### Records to process
──────────

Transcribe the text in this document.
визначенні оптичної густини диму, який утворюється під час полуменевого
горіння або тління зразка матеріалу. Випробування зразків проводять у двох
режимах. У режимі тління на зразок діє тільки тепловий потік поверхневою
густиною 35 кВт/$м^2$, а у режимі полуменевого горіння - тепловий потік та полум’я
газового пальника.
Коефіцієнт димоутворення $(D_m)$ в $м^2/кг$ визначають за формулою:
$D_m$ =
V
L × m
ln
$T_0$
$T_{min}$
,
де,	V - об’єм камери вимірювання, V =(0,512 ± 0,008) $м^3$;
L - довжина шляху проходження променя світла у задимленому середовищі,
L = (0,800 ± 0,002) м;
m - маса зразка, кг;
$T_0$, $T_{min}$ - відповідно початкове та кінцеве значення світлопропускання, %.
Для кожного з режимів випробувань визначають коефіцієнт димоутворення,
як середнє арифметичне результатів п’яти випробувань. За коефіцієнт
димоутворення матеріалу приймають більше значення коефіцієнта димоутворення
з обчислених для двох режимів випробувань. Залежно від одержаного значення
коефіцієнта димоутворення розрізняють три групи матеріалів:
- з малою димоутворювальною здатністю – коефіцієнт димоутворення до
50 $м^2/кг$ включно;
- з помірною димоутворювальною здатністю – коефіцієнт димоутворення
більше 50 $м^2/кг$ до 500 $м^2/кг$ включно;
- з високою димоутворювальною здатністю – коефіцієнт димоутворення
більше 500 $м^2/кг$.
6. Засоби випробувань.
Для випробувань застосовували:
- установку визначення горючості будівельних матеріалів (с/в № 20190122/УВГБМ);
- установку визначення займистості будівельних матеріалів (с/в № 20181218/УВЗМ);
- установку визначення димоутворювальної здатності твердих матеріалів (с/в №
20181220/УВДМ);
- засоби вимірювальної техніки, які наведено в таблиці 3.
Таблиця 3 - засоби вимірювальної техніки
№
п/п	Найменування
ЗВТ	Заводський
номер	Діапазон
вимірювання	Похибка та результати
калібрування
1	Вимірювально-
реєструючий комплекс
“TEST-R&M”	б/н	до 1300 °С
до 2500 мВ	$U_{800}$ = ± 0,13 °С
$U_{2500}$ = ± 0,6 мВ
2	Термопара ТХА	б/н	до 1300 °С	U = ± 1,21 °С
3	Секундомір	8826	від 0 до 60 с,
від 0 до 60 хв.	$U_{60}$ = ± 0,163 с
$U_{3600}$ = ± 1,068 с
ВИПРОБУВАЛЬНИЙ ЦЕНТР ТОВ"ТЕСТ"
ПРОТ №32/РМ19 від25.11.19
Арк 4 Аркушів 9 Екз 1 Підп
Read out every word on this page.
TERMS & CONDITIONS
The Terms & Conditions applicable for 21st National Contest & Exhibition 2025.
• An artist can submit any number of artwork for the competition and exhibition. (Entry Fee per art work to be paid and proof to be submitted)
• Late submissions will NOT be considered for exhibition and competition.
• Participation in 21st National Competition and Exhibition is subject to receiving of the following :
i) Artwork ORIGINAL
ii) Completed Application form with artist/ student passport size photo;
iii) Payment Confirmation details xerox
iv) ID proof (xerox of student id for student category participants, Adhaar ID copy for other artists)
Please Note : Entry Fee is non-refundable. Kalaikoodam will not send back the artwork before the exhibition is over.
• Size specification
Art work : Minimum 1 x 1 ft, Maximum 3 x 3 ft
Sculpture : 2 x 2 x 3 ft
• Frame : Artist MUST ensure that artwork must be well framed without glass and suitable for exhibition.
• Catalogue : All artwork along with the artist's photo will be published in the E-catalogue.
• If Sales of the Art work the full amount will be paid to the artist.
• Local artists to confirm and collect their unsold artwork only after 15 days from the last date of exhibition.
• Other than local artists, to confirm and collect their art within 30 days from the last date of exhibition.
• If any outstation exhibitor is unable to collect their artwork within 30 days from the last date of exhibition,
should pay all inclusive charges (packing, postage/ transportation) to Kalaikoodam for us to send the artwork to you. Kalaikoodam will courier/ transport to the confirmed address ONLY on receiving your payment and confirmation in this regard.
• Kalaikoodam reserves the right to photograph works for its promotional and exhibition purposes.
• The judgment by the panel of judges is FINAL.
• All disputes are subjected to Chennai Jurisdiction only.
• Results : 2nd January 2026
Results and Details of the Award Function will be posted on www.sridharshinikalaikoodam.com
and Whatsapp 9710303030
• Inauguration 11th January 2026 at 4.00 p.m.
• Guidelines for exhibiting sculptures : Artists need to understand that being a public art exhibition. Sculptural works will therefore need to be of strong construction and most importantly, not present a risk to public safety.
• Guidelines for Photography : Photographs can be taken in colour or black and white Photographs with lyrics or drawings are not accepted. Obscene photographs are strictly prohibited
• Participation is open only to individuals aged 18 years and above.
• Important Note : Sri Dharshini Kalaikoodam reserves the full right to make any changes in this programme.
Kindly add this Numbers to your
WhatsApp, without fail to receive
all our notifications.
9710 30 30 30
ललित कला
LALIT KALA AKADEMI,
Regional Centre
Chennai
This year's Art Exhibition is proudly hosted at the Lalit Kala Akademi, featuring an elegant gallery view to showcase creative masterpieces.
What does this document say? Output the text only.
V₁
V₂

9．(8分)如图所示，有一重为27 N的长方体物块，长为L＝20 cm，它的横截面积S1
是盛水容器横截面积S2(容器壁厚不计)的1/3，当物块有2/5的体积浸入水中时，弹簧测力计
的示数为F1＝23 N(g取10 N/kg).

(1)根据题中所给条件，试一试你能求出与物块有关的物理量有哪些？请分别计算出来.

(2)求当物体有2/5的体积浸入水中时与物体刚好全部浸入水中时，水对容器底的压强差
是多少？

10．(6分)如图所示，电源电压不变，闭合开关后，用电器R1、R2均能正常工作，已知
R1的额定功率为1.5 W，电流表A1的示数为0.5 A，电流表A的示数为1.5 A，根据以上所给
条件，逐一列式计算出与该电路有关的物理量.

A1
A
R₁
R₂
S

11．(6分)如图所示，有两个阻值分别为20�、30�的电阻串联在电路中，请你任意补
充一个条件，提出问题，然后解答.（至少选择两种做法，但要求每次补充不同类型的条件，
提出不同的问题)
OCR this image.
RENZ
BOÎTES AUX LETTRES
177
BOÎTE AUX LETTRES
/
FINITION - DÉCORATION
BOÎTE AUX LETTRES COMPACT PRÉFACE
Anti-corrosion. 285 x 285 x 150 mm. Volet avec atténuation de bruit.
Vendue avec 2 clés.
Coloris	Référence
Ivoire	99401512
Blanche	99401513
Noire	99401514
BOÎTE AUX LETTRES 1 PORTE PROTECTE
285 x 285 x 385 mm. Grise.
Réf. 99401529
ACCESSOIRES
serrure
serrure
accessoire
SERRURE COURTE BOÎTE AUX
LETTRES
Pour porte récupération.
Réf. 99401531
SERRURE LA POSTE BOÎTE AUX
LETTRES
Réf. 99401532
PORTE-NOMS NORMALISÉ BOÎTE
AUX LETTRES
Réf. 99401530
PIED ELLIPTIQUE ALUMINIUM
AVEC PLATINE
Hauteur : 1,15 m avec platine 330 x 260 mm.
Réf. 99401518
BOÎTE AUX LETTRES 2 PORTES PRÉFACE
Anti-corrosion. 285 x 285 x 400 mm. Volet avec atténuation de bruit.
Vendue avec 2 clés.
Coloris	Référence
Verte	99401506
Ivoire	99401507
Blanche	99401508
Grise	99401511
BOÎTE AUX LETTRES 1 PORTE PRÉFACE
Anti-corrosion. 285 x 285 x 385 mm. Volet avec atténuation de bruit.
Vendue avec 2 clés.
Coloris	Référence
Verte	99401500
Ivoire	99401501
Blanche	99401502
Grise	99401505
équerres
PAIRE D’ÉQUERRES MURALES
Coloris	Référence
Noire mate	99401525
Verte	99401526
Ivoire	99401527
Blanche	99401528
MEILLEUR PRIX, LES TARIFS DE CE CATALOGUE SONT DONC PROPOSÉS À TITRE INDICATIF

──────────

### What this task involves
Identify the lines that contain the string "xerox", and copy every one of them.

### Exercise solution
iii) Payment Confirmation details xerox
iv) ID proof (xerox of student id for student category participants, Adhaar ID copy for other artists)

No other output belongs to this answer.